### Como fazer
Prossiga com o texto sobre a superbactéria Acinetobacter baumannii a partir do ponto em que ele termina.

─── Texto fornecido

Bactéria - Foto: Freepik
A superbactéria Acinetobacter baumannii causou a morte de um bebê prematuro na UTI Neonatal do Hospital Fêmina, em Porto Alegre. O recém-nascido, de apenas 26 semanas de gestação, não resistiu à infecção causada por este micro-organismo classificado como pan-resistente, o que significa que apresenta resistência aos antibióticos disponíveis atualmente. Outros três bebês também testaram positivo para a bactéria e estão sob observação médica rigorosa.
A Acinetobacter baumannii foi classificada pela Organização Mundial da Saúde (OMS) como uma das superbactérias mais perigosas do mundo em 2024. Esta classificação considera diversos fatores críticos para a saúde pública global, como altas taxas de mortalidade associadas às infecções, especialmente em pacientes com sistema imunológico comprometido, elevada incidência em ambientes hospitalares, significativo impacto na saúde pública devido à dificuldade de tratamento, rápido desenvolvimento de resistência aos antibióticos convencionais e alta transmissibilidade, sobretudo em unidades de terapia intensiva.
A OMS considera a Acinetobacter baumannii um patógeno bacteriano oportunista emergente, pois aproveita-se de sistemas imunológicos vulneráveis para causar infecções graves. Esta característica torna pacientes prematuros, como o bebê que faleceu, particularmente suscetíveis a complicações fatais.

──────
─── Informações de origem

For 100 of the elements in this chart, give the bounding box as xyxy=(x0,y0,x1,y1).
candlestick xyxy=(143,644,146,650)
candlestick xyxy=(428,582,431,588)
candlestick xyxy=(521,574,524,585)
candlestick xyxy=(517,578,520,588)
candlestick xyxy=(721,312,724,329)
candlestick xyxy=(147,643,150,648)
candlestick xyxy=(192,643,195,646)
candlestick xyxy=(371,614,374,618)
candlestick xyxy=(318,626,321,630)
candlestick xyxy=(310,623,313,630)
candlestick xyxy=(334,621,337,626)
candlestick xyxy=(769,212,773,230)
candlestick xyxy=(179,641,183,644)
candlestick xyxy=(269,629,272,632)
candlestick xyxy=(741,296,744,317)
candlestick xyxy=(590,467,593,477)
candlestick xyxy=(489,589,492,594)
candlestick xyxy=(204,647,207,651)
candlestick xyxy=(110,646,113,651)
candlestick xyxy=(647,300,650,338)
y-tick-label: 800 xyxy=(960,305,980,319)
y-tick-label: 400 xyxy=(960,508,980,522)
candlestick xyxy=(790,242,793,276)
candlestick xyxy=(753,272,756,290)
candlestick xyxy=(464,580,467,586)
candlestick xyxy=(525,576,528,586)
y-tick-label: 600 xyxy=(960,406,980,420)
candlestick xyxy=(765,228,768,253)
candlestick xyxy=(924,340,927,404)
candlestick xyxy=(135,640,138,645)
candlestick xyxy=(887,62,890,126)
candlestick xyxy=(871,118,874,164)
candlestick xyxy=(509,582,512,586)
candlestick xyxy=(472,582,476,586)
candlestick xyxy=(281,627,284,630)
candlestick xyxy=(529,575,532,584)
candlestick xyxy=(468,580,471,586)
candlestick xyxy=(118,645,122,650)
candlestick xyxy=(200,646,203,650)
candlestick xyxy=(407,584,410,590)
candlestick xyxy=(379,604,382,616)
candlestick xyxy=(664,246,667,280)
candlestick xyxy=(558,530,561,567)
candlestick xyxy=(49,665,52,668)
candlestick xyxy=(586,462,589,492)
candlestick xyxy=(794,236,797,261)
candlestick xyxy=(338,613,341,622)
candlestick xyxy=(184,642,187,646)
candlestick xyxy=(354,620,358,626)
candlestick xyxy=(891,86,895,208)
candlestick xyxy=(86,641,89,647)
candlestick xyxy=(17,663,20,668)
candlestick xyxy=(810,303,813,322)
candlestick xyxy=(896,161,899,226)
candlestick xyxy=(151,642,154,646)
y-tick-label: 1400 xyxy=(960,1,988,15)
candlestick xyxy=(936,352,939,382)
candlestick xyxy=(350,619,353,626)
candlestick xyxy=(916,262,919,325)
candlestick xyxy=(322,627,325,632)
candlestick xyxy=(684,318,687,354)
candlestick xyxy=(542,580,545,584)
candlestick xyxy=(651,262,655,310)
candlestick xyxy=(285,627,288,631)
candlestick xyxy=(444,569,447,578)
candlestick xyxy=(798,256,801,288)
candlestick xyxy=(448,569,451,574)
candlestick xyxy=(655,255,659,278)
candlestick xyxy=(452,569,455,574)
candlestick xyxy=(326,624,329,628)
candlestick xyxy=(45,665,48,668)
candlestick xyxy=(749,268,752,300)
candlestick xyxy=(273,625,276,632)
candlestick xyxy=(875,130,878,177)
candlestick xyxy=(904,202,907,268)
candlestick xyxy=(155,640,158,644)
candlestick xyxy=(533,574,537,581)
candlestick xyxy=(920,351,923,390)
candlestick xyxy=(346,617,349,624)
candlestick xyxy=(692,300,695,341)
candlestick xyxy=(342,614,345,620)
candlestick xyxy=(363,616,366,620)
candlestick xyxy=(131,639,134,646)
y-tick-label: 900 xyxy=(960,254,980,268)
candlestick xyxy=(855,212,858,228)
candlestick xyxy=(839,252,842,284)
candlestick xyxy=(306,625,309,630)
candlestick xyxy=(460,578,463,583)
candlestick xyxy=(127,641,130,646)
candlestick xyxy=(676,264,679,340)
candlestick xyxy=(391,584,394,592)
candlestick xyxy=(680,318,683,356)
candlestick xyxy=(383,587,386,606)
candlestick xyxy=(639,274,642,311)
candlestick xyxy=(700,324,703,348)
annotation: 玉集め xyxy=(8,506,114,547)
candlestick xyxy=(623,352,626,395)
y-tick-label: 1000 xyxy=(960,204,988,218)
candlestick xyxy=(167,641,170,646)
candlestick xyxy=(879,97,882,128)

──────

### Resposta a seguir
De acordo com informações divulgadas pelo Hospital Fêmina, 34 pacientes estavam internados na UTI Neonatal no momento da identificação do surto. Como medida preventiva, a Secretaria Municipal de Saúde (SMS) de Porto Alegre determinou que o atendimento a gestantes entre 20 e 35 semanas de gestação seja temporariamente redirecionado para outras maternidades da capital.
Além disso, novas internações na unidade foram suspensas até que a situação seja controlada e a segurança dos pacientes possa ser garantida.
A presença da Acinetobacter baumannii em ambientes hospitalares representa um desafio crescente para instituições de saúde em todo o mundo, exigindo rigorosos protocolos de controle de infecção e constante vigilância epidemiológica.